==== STORED DATA

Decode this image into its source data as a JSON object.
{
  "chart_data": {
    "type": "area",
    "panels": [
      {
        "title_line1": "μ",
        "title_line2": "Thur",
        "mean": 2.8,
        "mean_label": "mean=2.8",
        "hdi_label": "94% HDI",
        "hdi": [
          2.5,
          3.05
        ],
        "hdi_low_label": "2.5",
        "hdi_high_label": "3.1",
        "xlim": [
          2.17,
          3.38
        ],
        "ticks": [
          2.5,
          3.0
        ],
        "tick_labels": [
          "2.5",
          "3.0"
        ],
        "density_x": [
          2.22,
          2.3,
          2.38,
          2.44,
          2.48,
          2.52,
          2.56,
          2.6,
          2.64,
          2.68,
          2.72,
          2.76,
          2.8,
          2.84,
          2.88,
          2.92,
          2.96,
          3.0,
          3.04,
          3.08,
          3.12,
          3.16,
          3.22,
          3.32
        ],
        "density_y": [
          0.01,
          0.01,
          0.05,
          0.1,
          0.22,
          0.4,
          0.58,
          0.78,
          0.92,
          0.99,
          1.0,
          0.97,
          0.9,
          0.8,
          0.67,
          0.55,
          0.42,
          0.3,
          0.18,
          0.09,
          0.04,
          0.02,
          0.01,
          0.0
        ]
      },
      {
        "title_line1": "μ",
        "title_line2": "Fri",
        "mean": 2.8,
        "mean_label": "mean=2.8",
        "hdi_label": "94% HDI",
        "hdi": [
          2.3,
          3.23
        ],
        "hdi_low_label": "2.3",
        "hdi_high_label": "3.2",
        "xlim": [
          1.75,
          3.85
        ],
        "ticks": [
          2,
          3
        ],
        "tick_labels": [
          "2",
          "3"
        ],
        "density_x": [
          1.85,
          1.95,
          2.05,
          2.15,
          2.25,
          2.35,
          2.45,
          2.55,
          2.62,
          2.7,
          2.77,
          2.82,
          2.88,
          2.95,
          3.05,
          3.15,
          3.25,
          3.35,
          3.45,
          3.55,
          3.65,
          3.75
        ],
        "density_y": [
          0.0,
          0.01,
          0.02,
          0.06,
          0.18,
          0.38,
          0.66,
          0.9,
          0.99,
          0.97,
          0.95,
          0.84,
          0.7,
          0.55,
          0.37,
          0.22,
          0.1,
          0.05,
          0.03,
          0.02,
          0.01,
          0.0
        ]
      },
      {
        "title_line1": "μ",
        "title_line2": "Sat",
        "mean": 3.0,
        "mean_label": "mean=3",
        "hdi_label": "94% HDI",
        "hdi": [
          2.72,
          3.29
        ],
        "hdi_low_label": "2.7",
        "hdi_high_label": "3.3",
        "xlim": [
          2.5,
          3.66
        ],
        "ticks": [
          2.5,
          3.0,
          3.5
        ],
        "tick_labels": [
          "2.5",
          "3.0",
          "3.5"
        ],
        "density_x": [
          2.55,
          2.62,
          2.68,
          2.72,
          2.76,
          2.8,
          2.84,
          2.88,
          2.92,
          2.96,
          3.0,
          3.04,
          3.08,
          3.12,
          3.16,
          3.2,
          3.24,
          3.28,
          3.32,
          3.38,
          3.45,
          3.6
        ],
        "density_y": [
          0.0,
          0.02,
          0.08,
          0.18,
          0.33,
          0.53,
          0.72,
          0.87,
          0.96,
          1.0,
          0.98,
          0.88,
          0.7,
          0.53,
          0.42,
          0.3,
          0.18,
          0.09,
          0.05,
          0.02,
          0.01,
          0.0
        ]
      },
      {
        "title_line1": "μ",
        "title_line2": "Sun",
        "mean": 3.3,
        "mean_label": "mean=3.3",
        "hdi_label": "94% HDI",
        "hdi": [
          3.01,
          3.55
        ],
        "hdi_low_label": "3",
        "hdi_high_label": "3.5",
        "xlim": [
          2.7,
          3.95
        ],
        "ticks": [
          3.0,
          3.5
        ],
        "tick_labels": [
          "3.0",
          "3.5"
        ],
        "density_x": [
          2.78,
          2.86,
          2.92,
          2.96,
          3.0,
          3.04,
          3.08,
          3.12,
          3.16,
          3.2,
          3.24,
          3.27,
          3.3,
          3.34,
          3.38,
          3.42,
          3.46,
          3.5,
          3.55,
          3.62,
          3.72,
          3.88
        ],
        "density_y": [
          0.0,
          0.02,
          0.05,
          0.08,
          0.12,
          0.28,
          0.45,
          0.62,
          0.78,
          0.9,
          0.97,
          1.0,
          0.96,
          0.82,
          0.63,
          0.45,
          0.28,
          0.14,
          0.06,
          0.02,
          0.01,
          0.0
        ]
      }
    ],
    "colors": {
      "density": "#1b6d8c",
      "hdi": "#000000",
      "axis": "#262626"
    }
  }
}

========

Repeat every entry exactly, please.

Decode this image into its source data as a JSON object.
{
  "chart_data": {
    "type": "area",
    "panels": [
      {
        "title_line1": "μ",
        "title_line2": "Thur",
        "mean": 2.8,
        "mean_label": "mean=2.8",
        "hdi_label": "94% HDI",
        "hdi": [
          2.5,
          3.05
        ],
        "hdi_low_label": "2.5",
        "hdi_high_label": "3.1",
        "xlim": [
          2.17,
          3.38
        ],
        "ticks": [
          2.5,
          3.0
        ],
        "tick_labels": [
          "2.5",
          "3.0"
        ],
        "density_x": [
          2.22,
          2.3,
          2.38,
          2.44,
          2.48,
          2.52,
          2.56,
          2.6,
          2.64,
          2.68,
          2.72,
          2.76,
          2.8,
          2.84,
          2.88,
          2.92,
          2.96,
          3.0,
          3.04,
          3.08,
          3.12,
          3.16,
          3.22,
          3.32
        ],
        "density_y": [
          0.01,
          0.01,
          0.05,
          0.1,
          0.22,
          0.4,
          0.58,
          0.78,
          0.92,
          0.99,
          1.0,
          0.97,
          0.9,
          0.8,
          0.67,
          0.55,
          0.42,
          0.3,
          0.18,
          0.09,
          0.04,
          0.02,
          0.01,
          0.0
        ]
      },
      {
        "title_line1": "μ",
        "title_line2": "Fri",
        "mean": 2.8,
        "mean_label": "mean=2.8",
        "hdi_label": "94% HDI",
        "hdi": [
          2.3,
          3.23
        ],
        "hdi_low_label": "2.3",
        "hdi_high_label": "3.2",
        "xlim": [
          1.75,
          3.85
        ],
        "ticks": [
          2,
          3
        ],
        "tick_labels": [
          "2",
          "3"
        ],
        "density_x": [
          1.85,
          1.95,
          2.05,
          2.15,
          2.25,
          2.35,
          2.45,
          2.55,
          2.62,
          2.7,
          2.77,
          2.82,
          2.88,
          2.95,
          3.05,
          3.15,
          3.25,
          3.35,
          3.45,
          3.55,
          3.65,
          3.75
        ],
        "density_y": [
          0.0,
          0.01,
          0.02,
          0.06,
          0.18,
          0.38,
          0.66,
          0.9,
          0.99,
          0.97,
          0.95,
          0.84,
          0.7,
          0.55,
          0.37,
          0.22,
          0.1,
          0.05,
          0.03,
          0.02,
          0.01,
          0.0
        ]
      },
      {
        "title_line1": "μ",
        "title_line2": "Sat",
        "mean": 3.0,
        "mean_label": "mean=3",
        "hdi_label": "94% HDI",
        "hdi": [
          2.72,
          3.29
        ],
        "hdi_low_label": "2.7",
        "hdi_high_label": "3.3",
        "xlim": [
          2.5,
          3.66
        ],
        "ticks": [
          2.5,
          3.0,
          3.5
        ],
        "tick_labels": [
          "2.5",
          "3.0",
          "3.5"
        ],
        "density_x": [
          2.55,
          2.62,
          2.68,
          2.72,
          2.76,
          2.8,
          2.84,
          2.88,
          2.92,
          2.96,
          3.0,
          3.04,
          3.08,
          3.12,
          3.16,
          3.2,
          3.24,
          3.28,
          3.32,
          3.38,
          3.45,
          3.6
        ],
        "density_y": [
          0.0,
          0.02,
          0.08,
          0.18,
          0.33,
          0.53,
          0.72,
          0.87,
          0.96,
          1.0,
          0.98,
          0.88,
          0.7,
          0.53,
          0.42,
          0.3,
          0.18,
          0.09,
          0.05,
          0.02,
          0.01,
          0.0
        ]
      },
      {
        "title_line1": "μ",
        "title_line2": "Sun",
        "mean": 3.3,
        "mean_label": "mean=3.3",
        "hdi_label": "94% HDI",
        "hdi": [
          3.01,
          3.55
        ],
        "hdi_low_label": "3",
        "hdi_high_label": "3.5",
        "xlim": [
          2.7,
          3.95
        ],
        "ticks": [
          3.0,
          3.5
        ],
        "tick_labels": [
          "3.0",
          "3.5"
        ],
        "density_x": [
          2.78,
          2.86,
          2.92,
          2.96,
          3.0,
          3.04,
          3.08,
          3.12,
          3.16,
          3.2,
          3.24,
          3.27,
          3.3,
          3.34,
          3.38,
          3.42,
          3.46,
          3.5,
          3.55,
          3.62,
          3.72,
          3.88
        ],
        "density_y": [
          0.0,
          0.02,
          0.05,
          0.08,
          0.12,
          0.28,
          0.45,
          0.62,
          0.78,
          0.9,
          0.97,
          1.0,
          0.96,
          0.82,
          0.63,
          0.45,
          0.28,
          0.14,
          0.06,
          0.02,
          0.01,
          0.0
        ]
      }
    ],
    "colors": {
      "density": "#1b6d8c",
      "hdi": "#000000",
      "axis": "#262626"
    }
  }
}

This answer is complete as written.